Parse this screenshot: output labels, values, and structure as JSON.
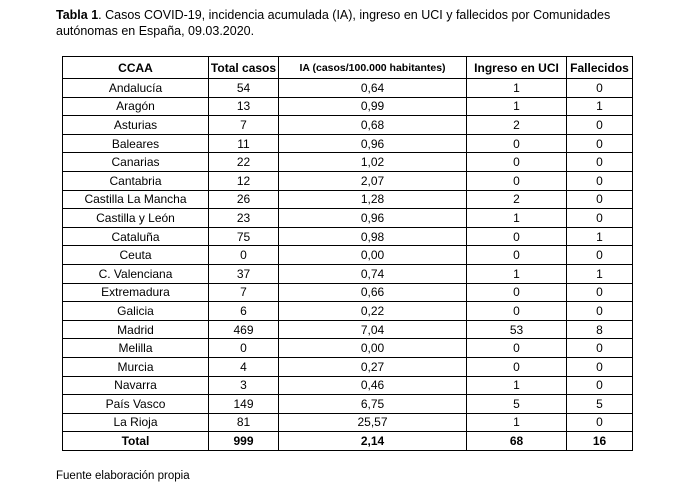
{
  "caption": {
    "label": "Tabla 1",
    "text": ". Casos COVID-19, incidencia acumulada (IA), ingreso en UCI y fallecidos por Comunidades autónomas en España, 09.03.2020."
  },
  "table": {
    "headers": [
      "CCAA",
      "Total casos",
      "IA (casos/100.000 habitantes)",
      "Ingreso en UCI",
      "Fallecidos"
    ],
    "rows": [
      [
        "Andalucía",
        "54",
        "0,64",
        "1",
        "0"
      ],
      [
        "Aragón",
        "13",
        "0,99",
        "1",
        "1"
      ],
      [
        "Asturias",
        "7",
        "0,68",
        "2",
        "0"
      ],
      [
        "Baleares",
        "11",
        "0,96",
        "0",
        "0"
      ],
      [
        "Canarias",
        "22",
        "1,02",
        "0",
        "0"
      ],
      [
        "Cantabria",
        "12",
        "2,07",
        "0",
        "0"
      ],
      [
        "Castilla La Mancha",
        "26",
        "1,28",
        "2",
        "0"
      ],
      [
        "Castilla y León",
        "23",
        "0,96",
        "1",
        "0"
      ],
      [
        "Cataluña",
        "75",
        "0,98",
        "0",
        "1"
      ],
      [
        "Ceuta",
        "0",
        "0,00",
        "0",
        "0"
      ],
      [
        "C. Valenciana",
        "37",
        "0,74",
        "1",
        "1"
      ],
      [
        "Extremadura",
        "7",
        "0,66",
        "0",
        "0"
      ],
      [
        "Galicia",
        "6",
        "0,22",
        "0",
        "0"
      ],
      [
        "Madrid",
        "469",
        "7,04",
        "53",
        "8"
      ],
      [
        "Melilla",
        "0",
        "0,00",
        "0",
        "0"
      ],
      [
        "Murcia",
        "4",
        "0,27",
        "0",
        "0"
      ],
      [
        "Navarra",
        "3",
        "0,46",
        "1",
        "0"
      ],
      [
        "País Vasco",
        "149",
        "6,75",
        "5",
        "5"
      ],
      [
        "La Rioja",
        "81",
        "25,57",
        "1",
        "0"
      ]
    ],
    "total": [
      "Total",
      "999",
      "2,14",
      "68",
      "16"
    ]
  },
  "source": "Fuente elaboración propia"
}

________

→ Given problem: Pictures are excluded; repeat every record exactly.

→ Result:
Parse this screenshot: output labels, values, and structure as JSON.
{
  "caption": {
    "label": "Tabla 1",
    "text": ". Casos COVID-19, incidencia acumulada (IA), ingreso en UCI y fallecidos por Comunidades autónomas en España, 09.03.2020."
  },
  "table": {
    "headers": [
      "CCAA",
      "Total casos",
      "IA (casos/100.000 habitantes)",
      "Ingreso en UCI",
      "Fallecidos"
    ],
    "rows": [
      [
        "Andalucía",
        "54",
        "0,64",
        "1",
        "0"
      ],
      [
        "Aragón",
        "13",
        "0,99",
        "1",
        "1"
      ],
      [
        "Asturias",
        "7",
        "0,68",
        "2",
        "0"
      ],
      [
        "Baleares",
        "11",
        "0,96",
        "0",
        "0"
      ],
      [
        "Canarias",
        "22",
        "1,02",
        "0",
        "0"
      ],
      [
        "Cantabria",
        "12",
        "2,07",
        "0",
        "0"
      ],
      [
        "Castilla La Mancha",
        "26",
        "1,28",
        "2",
        "0"
      ],
      [
        "Castilla y León",
        "23",
        "0,96",
        "1",
        "0"
      ],
      [
        "Cataluña",
        "75",
        "0,98",
        "0",
        "1"
      ],
      [
        "Ceuta",
        "0",
        "0,00",
        "0",
        "0"
      ],
      [
        "C. Valenciana",
        "37",
        "0,74",
        "1",
        "1"
      ],
      [
        "Extremadura",
        "7",
        "0,66",
        "0",
        "0"
      ],
      [
        "Galicia",
        "6",
        "0,22",
        "0",
        "0"
      ],
      [
        "Madrid",
        "469",
        "7,04",
        "53",
        "8"
      ],
      [
        "Melilla",
        "0",
        "0,00",
        "0",
        "0"
      ],
      [
        "Murcia",
        "4",
        "0,27",
        "0",
        "0"
      ],
      [
        "Navarra",
        "3",
        "0,46",
        "1",
        "0"
      ],
      [
        "País Vasco",
        "149",
        "6,75",
        "5",
        "5"
      ],
      [
        "La Rioja",
        "81",
        "25,57",
        "1",
        "0"
      ]
    ],
    "total": [
      "Total",
      "999",
      "2,14",
      "68",
      "16"
    ]
  },
  "source": "Fuente elaboración propia"
}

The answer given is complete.